Dataset items
begin
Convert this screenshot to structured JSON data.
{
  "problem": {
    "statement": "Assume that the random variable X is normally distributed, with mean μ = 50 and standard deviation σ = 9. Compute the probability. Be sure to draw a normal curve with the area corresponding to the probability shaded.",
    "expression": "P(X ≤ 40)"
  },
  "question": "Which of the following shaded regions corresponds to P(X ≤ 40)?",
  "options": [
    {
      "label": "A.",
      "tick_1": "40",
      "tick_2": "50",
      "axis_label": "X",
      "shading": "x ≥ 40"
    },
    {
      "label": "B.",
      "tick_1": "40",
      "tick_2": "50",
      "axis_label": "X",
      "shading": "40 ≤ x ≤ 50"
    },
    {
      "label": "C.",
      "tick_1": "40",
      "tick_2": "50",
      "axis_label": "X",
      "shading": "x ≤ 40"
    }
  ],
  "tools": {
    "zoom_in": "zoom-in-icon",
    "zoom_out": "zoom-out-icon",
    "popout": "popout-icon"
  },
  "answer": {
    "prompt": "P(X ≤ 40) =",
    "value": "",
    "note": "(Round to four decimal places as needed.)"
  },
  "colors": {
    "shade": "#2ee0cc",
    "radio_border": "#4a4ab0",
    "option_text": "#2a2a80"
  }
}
end
[TASK REQUIREMENTS]:
Write out the entries in full, exactly as given.

[RESULT]:
Convert this screenshot to structured JSON data.
{
  "problem": {
    "statement": "Assume that the random variable X is normally distributed, with mean μ = 50 and standard deviation σ = 9. Compute the probability. Be sure to draw a normal curve with the area corresponding to the probability shaded.",
    "expression": "P(X ≤ 40)"
  },
  "question": "Which of the following shaded regions corresponds to P(X ≤ 40)?",
  "options": [
    {
      "label": "A.",
      "tick_1": "40",
      "tick_2": "50",
      "axis_label": "X",
      "shading": "x ≥ 40"
    },
    {
      "label": "B.",
      "tick_1": "40",
      "tick_2": "50",
      "axis_label": "X",
      "shading": "40 ≤ x ≤ 50"
    },
    {
      "label": "C.",
      "tick_1": "40",
      "tick_2": "50",
      "axis_label": "X",
      "shading": "x ≤ 40"
    }
  ],
  "tools": {
    "zoom_in": "zoom-in-icon",
    "zoom_out": "zoom-out-icon",
    "popout": "popout-icon"
  },
  "answer": {
    "prompt": "P(X ≤ 40) =",
    "value": "",
    "note": "(Round to four decimal places as needed.)"
  },
  "colors": {
    "shade": "#2ee0cc",
    "radio_border": "#4a4ab0",
    "option_text": "#2a2a80"
  }
}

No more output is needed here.